BEGIN DATA EXTRACT
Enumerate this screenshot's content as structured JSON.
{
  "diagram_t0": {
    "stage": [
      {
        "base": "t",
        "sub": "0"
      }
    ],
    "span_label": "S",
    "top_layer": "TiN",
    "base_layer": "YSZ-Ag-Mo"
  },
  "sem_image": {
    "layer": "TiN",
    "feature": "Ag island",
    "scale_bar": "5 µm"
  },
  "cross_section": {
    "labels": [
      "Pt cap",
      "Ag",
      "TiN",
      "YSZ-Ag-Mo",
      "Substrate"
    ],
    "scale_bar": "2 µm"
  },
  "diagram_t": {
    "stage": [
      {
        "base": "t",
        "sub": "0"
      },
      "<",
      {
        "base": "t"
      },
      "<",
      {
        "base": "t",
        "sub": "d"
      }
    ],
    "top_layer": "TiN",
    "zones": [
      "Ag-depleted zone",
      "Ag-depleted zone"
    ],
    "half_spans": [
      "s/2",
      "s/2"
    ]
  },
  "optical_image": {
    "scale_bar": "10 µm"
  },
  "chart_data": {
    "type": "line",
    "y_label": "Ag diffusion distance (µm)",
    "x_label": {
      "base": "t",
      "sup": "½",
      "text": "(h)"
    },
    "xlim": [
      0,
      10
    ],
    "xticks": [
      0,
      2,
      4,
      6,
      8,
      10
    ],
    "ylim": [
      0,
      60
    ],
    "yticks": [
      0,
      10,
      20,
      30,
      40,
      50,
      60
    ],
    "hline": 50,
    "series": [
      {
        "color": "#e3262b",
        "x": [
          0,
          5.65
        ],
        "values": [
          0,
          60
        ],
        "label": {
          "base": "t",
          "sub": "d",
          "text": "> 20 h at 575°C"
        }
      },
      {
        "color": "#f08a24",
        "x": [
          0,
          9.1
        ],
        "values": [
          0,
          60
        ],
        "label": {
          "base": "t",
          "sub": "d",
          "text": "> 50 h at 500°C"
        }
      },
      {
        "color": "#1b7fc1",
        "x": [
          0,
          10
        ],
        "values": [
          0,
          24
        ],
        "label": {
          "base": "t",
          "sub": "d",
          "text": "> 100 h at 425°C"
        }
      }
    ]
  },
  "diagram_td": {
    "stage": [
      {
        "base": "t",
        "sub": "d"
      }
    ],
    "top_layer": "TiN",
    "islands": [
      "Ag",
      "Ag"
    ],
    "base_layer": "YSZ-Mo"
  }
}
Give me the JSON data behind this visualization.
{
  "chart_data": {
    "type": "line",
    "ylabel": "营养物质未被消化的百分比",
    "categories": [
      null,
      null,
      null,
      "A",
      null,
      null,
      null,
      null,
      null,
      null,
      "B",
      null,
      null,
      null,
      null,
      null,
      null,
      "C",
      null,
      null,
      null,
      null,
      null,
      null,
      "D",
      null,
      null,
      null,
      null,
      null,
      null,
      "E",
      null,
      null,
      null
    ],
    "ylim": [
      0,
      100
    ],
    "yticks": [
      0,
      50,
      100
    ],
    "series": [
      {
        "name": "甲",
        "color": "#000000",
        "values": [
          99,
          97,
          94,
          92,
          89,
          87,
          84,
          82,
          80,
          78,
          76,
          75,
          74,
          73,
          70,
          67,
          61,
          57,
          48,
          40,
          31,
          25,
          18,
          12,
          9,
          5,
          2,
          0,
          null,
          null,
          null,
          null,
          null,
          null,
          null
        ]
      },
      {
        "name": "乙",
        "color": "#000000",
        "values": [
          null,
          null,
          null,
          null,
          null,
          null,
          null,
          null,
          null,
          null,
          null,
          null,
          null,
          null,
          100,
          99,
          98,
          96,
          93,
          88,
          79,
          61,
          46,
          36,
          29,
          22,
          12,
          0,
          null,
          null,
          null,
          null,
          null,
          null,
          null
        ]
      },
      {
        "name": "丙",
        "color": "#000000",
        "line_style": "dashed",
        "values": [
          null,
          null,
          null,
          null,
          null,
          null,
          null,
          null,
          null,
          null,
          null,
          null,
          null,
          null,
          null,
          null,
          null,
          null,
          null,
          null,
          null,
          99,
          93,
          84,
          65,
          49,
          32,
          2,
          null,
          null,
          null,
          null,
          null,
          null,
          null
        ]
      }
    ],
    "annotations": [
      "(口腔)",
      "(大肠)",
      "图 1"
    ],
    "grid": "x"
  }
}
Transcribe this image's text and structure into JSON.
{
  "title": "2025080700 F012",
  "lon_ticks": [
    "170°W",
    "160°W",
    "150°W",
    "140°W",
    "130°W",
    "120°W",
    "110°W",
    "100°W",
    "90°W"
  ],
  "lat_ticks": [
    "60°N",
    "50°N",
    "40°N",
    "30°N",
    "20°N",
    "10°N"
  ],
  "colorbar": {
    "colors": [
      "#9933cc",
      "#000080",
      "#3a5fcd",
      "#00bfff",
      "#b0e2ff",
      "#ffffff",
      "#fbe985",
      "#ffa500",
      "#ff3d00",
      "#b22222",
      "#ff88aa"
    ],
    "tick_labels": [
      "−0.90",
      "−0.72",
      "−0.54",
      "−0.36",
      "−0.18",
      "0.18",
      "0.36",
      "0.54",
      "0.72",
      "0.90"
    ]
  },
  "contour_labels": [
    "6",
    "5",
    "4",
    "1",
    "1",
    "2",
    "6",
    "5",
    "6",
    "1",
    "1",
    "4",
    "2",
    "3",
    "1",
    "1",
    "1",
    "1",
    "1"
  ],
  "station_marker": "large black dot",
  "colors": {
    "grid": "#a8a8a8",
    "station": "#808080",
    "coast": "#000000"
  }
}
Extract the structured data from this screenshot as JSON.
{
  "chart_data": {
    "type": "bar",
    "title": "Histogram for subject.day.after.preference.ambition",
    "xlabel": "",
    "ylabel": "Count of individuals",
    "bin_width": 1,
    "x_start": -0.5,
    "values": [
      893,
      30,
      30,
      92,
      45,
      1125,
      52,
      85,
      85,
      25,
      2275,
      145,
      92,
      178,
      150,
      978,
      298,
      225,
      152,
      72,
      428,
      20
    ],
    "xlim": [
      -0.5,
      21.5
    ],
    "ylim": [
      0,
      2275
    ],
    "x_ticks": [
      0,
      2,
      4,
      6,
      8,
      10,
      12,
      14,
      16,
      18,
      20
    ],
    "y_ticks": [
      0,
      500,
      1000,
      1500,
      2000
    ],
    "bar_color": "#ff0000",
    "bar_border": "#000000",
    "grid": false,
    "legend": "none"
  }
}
END DATA EXTRACT
- _WHAT YOU ARE ASKED TO DO_
Write the data back out verbatim.

- _TASK ANSWER_
Enumerate this screenshot's content as structured JSON.
{
  "diagram_t0": {
    "stage": [
      {
        "base": "t",
        "sub": "0"
      }
    ],
    "span_label": "S",
    "top_layer": "TiN",
    "base_layer": "YSZ-Ag-Mo"
  },
  "sem_image": {
    "layer": "TiN",
    "feature": "Ag island",
    "scale_bar": "5 µm"
  },
  "cross_section": {
    "labels": [
      "Pt cap",
      "Ag",
      "TiN",
      "YSZ-Ag-Mo",
      "Substrate"
    ],
    "scale_bar": "2 µm"
  },
  "diagram_t": {
    "stage": [
      {
        "base": "t",
        "sub": "0"
      },
      "<",
      {
        "base": "t"
      },
      "<",
      {
        "base": "t",
        "sub": "d"
      }
    ],
    "top_layer": "TiN",
    "zones": [
      "Ag-depleted zone",
      "Ag-depleted zone"
    ],
    "half_spans": [
      "s/2",
      "s/2"
    ]
  },
  "optical_image": {
    "scale_bar": "10 µm"
  },
  "chart_data": {
    "type": "line",
    "y_label": "Ag diffusion distance (µm)",
    "x_label": {
      "base": "t",
      "sup": "½",
      "text": "(h)"
    },
    "xlim": [
      0,
      10
    ],
    "xticks": [
      0,
      2,
      4,
      6,
      8,
      10
    ],
    "ylim": [
      0,
      60
    ],
    "yticks": [
      0,
      10,
      20,
      30,
      40,
      50,
      60
    ],
    "hline": 50,
    "series": [
      {
        "color": "#e3262b",
        "x": [
          0,
          5.65
        ],
        "values": [
          0,
          60
        ],
        "label": {
          "base": "t",
          "sub": "d",
          "text": "> 20 h at 575°C"
        }
      },
      {
        "color": "#f08a24",
        "x": [
          0,
          9.1
        ],
        "values": [
          0,
          60
        ],
        "label": {
          "base": "t",
          "sub": "d",
          "text": "> 50 h at 500°C"
        }
      },
      {
        "color": "#1b7fc1",
        "x": [
          0,
          10
        ],
        "values": [
          0,
          24
        ],
        "label": {
          "base": "t",
          "sub": "d",
          "text": "> 100 h at 425°C"
        }
      }
    ]
  },
  "diagram_td": {
    "stage": [
      {
        "base": "t",
        "sub": "d"
      }
    ],
    "top_layer": "TiN",
    "islands": [
      "Ag",
      "Ag"
    ],
    "base_layer": "YSZ-Mo"
  }
}
Give me the JSON data behind this visualization.
{
  "chart_data": {
    "type": "line",
    "ylabel": "营养物质未被消化的百分比",
    "categories": [
      null,
      null,
      null,
      "A",
      null,
      null,
      null,
      null,
      null,
      null,
      "B",
      null,
      null,
      null,
      null,
      null,
      null,
      "C",
      null,
      null,
      null,
      null,
      null,
      null,
      "D",
      null,
      null,
      null,
      null,
      null,
      null,
      "E",
      null,
      null,
      null
    ],
    "ylim": [
      0,
      100
    ],
    "yticks": [
      0,
      50,
      100
    ],
    "series": [
      {
        "name": "甲",
        "color": "#000000",
        "values": [
          99,
          97,
          94,
          92,
          89,
          87,
          84,
          82,
          80,
          78,
          76,
          75,
          74,
          73,
          70,
          67,
          61,
          57,
          48,
          40,
          31,
          25,
          18,
          12,
          9,
          5,
          2,
          0,
          null,
          null,
          null,
          null,
          null,
          null,
          null
        ]
      },
      {
        "name": "乙",
        "color": "#000000",
        "values": [
          null,
          null,
          null,
          null,
          null,
          null,
          null,
          null,
          null,
          null,
          null,
          null,
          null,
          null,
          100,
          99,
          98,
          96,
          93,
          88,
          79,
          61,
          46,
          36,
          29,
          22,
          12,
          0,
          null,
          null,
          null,
          null,
          null,
          null,
          null
        ]
      },
      {
        "name": "丙",
        "color": "#000000",
        "line_style": "dashed",
        "values": [
          null,
          null,
          null,
          null,
          null,
          null,
          null,
          null,
          null,
          null,
          null,
          null,
          null,
          null,
          null,
          null,
          null,
          null,
          null,
          null,
          null,
          99,
          93,
          84,
          65,
          49,
          32,
          2,
          null,
          null,
          null,
          null,
          null,
          null,
          null
        ]
      }
    ],
    "annotations": [
      "(口腔)",
      "(大肠)",
      "图 1"
    ],
    "grid": "x"
  }
}
Transcribe this image's text and structure into JSON.
{
  "title": "2025080700 F012",
  "lon_ticks": [
    "170°W",
    "160°W",
    "150°W",
    "140°W",
    "130°W",
    "120°W",
    "110°W",
    "100°W",
    "90°W"
  ],
  "lat_ticks": [
    "60°N",
    "50°N",
    "40°N",
    "30°N",
    "20°N",
    "10°N"
  ],
  "colorbar": {
    "colors": [
      "#9933cc",
      "#000080",
      "#3a5fcd",
      "#00bfff",
      "#b0e2ff",
      "#ffffff",
      "#fbe985",
      "#ffa500",
      "#ff3d00",
      "#b22222",
      "#ff88aa"
    ],
    "tick_labels": [
      "−0.90",
      "−0.72",
      "−0.54",
      "−0.36",
      "−0.18",
      "0.18",
      "0.36",
      "0.54",
      "0.72",
      "0.90"
    ]
  },
  "contour_labels": [
    "6",
    "5",
    "4",
    "1",
    "1",
    "2",
    "6",
    "5",
    "6",
    "1",
    "1",
    "4",
    "2",
    "3",
    "1",
    "1",
    "1",
    "1",
    "1"
  ],
  "station_marker": "large black dot",
  "colors": {
    "grid": "#a8a8a8",
    "station": "#808080",
    "coast": "#000000"
  }
}
Extract the structured data from this screenshot as JSON.
{
  "chart_data": {
    "type": "bar",
    "title": "Histogram for subject.day.after.preference.ambition",
    "xlabel": "",
    "ylabel": "Count of individuals",
    "bin_width": 1,
    "x_start": -0.5,
    "values": [
      893,
      30,
      30,
      92,
      45,
      1125,
      52,
      85,
      85,
      25,
      2275,
      145,
      92,
      178,
      150,
      978,
      298,
      225,
      152,
      72,
      428,
      20
    ],
    "xlim": [
      -0.5,
      21.5
    ],
    "ylim": [
      0,
      2275
    ],
    "x_ticks": [
      0,
      2,
      4,
      6,
      8,
      10,
      12,
      14,
      16,
      18,
      20
    ],
    "y_ticks": [
      0,
      500,
      1000,
      1500,
      2000
    ],
    "bar_color": "#ff0000",
    "bar_border": "#000000",
    "grid": false,
    "legend": "none"
  }
}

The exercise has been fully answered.